Lines of data
■ ■ ■ ■ ■

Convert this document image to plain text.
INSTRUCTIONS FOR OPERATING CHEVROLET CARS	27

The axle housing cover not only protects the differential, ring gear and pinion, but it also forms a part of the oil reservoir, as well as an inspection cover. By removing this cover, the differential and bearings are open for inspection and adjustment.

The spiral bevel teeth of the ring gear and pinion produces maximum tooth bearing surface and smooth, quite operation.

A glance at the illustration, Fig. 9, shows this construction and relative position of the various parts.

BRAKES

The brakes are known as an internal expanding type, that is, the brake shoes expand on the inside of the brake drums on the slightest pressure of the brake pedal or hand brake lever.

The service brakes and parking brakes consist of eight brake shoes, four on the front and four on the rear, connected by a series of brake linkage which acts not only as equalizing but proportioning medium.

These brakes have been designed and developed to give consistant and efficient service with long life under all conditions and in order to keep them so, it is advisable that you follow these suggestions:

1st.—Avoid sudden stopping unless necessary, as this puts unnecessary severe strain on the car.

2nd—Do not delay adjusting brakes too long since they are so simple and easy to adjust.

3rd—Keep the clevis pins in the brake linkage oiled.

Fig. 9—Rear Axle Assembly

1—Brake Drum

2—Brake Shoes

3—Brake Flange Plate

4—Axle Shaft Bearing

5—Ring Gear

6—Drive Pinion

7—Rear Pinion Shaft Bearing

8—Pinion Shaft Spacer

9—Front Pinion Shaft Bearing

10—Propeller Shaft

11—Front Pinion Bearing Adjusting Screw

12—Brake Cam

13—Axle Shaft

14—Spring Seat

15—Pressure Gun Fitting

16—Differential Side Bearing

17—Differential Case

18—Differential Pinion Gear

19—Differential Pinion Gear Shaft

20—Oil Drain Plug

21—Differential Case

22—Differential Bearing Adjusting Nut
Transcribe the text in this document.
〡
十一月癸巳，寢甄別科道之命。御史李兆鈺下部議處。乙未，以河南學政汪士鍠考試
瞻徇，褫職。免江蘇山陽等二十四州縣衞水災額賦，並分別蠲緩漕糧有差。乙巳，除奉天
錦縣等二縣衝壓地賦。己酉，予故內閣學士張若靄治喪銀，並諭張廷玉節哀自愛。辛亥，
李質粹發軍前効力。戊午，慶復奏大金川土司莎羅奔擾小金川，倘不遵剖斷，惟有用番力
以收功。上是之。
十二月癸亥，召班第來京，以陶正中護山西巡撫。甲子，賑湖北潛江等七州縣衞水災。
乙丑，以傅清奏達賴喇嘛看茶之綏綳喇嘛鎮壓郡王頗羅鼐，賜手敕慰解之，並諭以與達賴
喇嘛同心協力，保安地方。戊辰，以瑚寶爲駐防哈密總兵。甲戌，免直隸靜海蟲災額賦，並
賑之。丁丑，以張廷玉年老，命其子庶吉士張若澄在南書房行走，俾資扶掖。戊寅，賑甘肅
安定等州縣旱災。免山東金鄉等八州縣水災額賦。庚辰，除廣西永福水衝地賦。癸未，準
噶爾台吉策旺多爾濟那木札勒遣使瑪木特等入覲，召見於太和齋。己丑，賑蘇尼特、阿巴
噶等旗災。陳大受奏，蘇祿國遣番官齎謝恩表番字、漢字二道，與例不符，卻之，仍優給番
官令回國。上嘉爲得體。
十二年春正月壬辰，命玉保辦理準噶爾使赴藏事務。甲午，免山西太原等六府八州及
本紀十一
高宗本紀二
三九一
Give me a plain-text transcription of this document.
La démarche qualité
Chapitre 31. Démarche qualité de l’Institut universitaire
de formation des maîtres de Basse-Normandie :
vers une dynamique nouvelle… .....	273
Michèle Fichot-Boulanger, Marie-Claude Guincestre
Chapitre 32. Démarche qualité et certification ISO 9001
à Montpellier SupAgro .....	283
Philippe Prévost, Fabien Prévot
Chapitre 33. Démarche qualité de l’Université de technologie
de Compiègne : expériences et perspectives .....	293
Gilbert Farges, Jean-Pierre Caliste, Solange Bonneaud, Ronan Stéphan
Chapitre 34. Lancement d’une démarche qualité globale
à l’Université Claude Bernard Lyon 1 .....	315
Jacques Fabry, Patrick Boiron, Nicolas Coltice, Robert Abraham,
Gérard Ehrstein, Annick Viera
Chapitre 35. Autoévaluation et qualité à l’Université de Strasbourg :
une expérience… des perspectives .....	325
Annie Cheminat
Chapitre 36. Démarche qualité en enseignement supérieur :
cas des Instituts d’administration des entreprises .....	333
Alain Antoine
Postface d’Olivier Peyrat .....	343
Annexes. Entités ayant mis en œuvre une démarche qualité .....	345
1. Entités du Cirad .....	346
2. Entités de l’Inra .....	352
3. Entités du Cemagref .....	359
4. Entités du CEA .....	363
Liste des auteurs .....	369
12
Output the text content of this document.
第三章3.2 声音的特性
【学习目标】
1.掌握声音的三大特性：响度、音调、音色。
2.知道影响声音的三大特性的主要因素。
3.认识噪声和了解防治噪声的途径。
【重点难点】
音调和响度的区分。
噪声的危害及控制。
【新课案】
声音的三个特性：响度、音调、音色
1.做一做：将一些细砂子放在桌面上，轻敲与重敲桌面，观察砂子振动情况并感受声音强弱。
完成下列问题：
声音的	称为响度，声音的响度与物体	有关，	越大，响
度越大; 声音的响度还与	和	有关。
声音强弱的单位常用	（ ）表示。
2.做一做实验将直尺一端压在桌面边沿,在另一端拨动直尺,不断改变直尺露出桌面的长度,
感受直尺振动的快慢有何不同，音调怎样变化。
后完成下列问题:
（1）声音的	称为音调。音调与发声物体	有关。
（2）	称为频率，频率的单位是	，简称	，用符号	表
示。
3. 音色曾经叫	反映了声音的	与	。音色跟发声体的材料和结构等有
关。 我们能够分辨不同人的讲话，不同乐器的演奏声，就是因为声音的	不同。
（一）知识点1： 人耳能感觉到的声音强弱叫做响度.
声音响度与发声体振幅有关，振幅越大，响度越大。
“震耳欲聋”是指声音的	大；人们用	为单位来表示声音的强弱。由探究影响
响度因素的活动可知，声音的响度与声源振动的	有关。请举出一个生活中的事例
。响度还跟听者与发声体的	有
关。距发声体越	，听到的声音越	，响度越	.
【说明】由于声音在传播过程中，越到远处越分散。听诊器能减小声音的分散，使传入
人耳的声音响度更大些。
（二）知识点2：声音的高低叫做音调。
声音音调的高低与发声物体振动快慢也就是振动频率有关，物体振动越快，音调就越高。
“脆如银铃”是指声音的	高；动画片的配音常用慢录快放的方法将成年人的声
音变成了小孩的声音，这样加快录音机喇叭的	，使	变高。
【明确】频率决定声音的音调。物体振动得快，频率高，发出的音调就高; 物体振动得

■ ■ ■ ■ ■

WORK REQUIRED: Using the listing above, retype each line exactly.

FINAL RESULT:
Convert this document image to plain text.
INSTRUCTIONS FOR OPERATING CHEVROLET CARS	27

The axle housing cover not only protects the differential, ring gear and pinion, but it also forms a part of the oil reservoir, as well as an inspection cover. By removing this cover, the differential and bearings are open for inspection and adjustment.

The spiral bevel teeth of the ring gear and pinion produces maximum tooth bearing surface and smooth, quite operation.

A glance at the illustration, Fig. 9, shows this construction and relative position of the various parts.

BRAKES

The brakes are known as an internal expanding type, that is, the brake shoes expand on the inside of the brake drums on the slightest pressure of the brake pedal or hand brake lever.

The service brakes and parking brakes consist of eight brake shoes, four on the front and four on the rear, connected by a series of brake linkage which acts not only as equalizing but proportioning medium.

These brakes have been designed and developed to give consistant and efficient service with long life under all conditions and in order to keep them so, it is advisable that you follow these suggestions:

1st.—Avoid sudden stopping unless necessary, as this puts unnecessary severe strain on the car.

2nd—Do not delay adjusting brakes too long since they are so simple and easy to adjust.

3rd—Keep the clevis pins in the brake linkage oiled.

Fig. 9—Rear Axle Assembly

1—Brake Drum

2—Brake Shoes

3—Brake Flange Plate

4—Axle Shaft Bearing

5—Ring Gear

6—Drive Pinion

7—Rear Pinion Shaft Bearing

8—Pinion Shaft Spacer

9—Front Pinion Shaft Bearing

10—Propeller Shaft

11—Front Pinion Bearing Adjusting Screw

12—Brake Cam

13—Axle Shaft

14—Spring Seat

15—Pressure Gun Fitting

16—Differential Side Bearing

17—Differential Case

18—Differential Pinion Gear

19—Differential Pinion Gear Shaft

20—Oil Drain Plug

21—Differential Case

22—Differential Bearing Adjusting Nut
Transcribe the text in this document.
〡
十一月癸巳，寢甄別科道之命。御史李兆鈺下部議處。乙未，以河南學政汪士鍠考試
瞻徇，褫職。免江蘇山陽等二十四州縣衞水災額賦，並分別蠲緩漕糧有差。乙巳，除奉天
錦縣等二縣衝壓地賦。己酉，予故內閣學士張若靄治喪銀，並諭張廷玉節哀自愛。辛亥，
李質粹發軍前効力。戊午，慶復奏大金川土司莎羅奔擾小金川，倘不遵剖斷，惟有用番力
以收功。上是之。
十二月癸亥，召班第來京，以陶正中護山西巡撫。甲子，賑湖北潛江等七州縣衞水災。
乙丑，以傅清奏達賴喇嘛看茶之綏綳喇嘛鎮壓郡王頗羅鼐，賜手敕慰解之，並諭以與達賴
喇嘛同心協力，保安地方。戊辰，以瑚寶爲駐防哈密總兵。甲戌，免直隸靜海蟲災額賦，並
賑之。丁丑，以張廷玉年老，命其子庶吉士張若澄在南書房行走，俾資扶掖。戊寅，賑甘肅
安定等州縣旱災。免山東金鄉等八州縣水災額賦。庚辰，除廣西永福水衝地賦。癸未，準
噶爾台吉策旺多爾濟那木札勒遣使瑪木特等入覲，召見於太和齋。己丑，賑蘇尼特、阿巴
噶等旗災。陳大受奏，蘇祿國遣番官齎謝恩表番字、漢字二道，與例不符，卻之，仍優給番
官令回國。上嘉爲得體。
十二年春正月壬辰，命玉保辦理準噶爾使赴藏事務。甲午，免山西太原等六府八州及
本紀十一
高宗本紀二
三九一
Give me a plain-text transcription of this document.
La démarche qualité
Chapitre 31. Démarche qualité de l’Institut universitaire
de formation des maîtres de Basse-Normandie :
vers une dynamique nouvelle… .....	273
Michèle Fichot-Boulanger, Marie-Claude Guincestre
Chapitre 32. Démarche qualité et certification ISO 9001
à Montpellier SupAgro .....	283
Philippe Prévost, Fabien Prévot
Chapitre 33. Démarche qualité de l’Université de technologie
de Compiègne : expériences et perspectives .....	293
Gilbert Farges, Jean-Pierre Caliste, Solange Bonneaud, Ronan Stéphan
Chapitre 34. Lancement d’une démarche qualité globale
à l’Université Claude Bernard Lyon 1 .....	315
Jacques Fabry, Patrick Boiron, Nicolas Coltice, Robert Abraham,
Gérard Ehrstein, Annick Viera
Chapitre 35. Autoévaluation et qualité à l’Université de Strasbourg :
une expérience… des perspectives .....	325
Annie Cheminat
Chapitre 36. Démarche qualité en enseignement supérieur :
cas des Instituts d’administration des entreprises .....	333
Alain Antoine
Postface d’Olivier Peyrat .....	343
Annexes. Entités ayant mis en œuvre une démarche qualité .....	345
1. Entités du Cirad .....	346
2. Entités de l’Inra .....	352
3. Entités du Cemagref .....	359
4. Entités du CEA .....	363
Liste des auteurs .....	369
12
Output the text content of this document.
第三章3.2 声音的特性
【学习目标】
1.掌握声音的三大特性：响度、音调、音色。
2.知道影响声音的三大特性的主要因素。
3.认识噪声和了解防治噪声的途径。
【重点难点】
音调和响度的区分。
噪声的危害及控制。
【新课案】
声音的三个特性：响度、音调、音色
1.做一做：将一些细砂子放在桌面上，轻敲与重敲桌面，观察砂子振动情况并感受声音强弱。
完成下列问题：
声音的	称为响度，声音的响度与物体	有关，	越大，响
度越大; 声音的响度还与	和	有关。
声音强弱的单位常用	（ ）表示。
2.做一做实验将直尺一端压在桌面边沿,在另一端拨动直尺,不断改变直尺露出桌面的长度,
感受直尺振动的快慢有何不同，音调怎样变化。
后完成下列问题:
（1）声音的	称为音调。音调与发声物体	有关。
（2）	称为频率，频率的单位是	，简称	，用符号	表
示。
3. 音色曾经叫	反映了声音的	与	。音色跟发声体的材料和结构等有
关。 我们能够分辨不同人的讲话，不同乐器的演奏声，就是因为声音的	不同。
（一）知识点1： 人耳能感觉到的声音强弱叫做响度.
声音响度与发声体振幅有关，振幅越大，响度越大。
“震耳欲聋”是指声音的	大；人们用	为单位来表示声音的强弱。由探究影响
响度因素的活动可知，声音的响度与声源振动的	有关。请举出一个生活中的事例
。响度还跟听者与发声体的	有
关。距发声体越	，听到的声音越	，响度越	.
【说明】由于声音在传播过程中，越到远处越分散。听诊器能减小声音的分散，使传入
人耳的声音响度更大些。
（二）知识点2：声音的高低叫做音调。
声音音调的高低与发声物体振动快慢也就是振动频率有关，物体振动越快，音调就越高。
“脆如银铃”是指声音的	高；动画片的配音常用慢录快放的方法将成年人的声
音变成了小孩的声音，这样加快录音机喇叭的	，使	变高。
【明确】频率决定声音的音调。物体振动得快，频率高，发出的音调就高; 物体振动得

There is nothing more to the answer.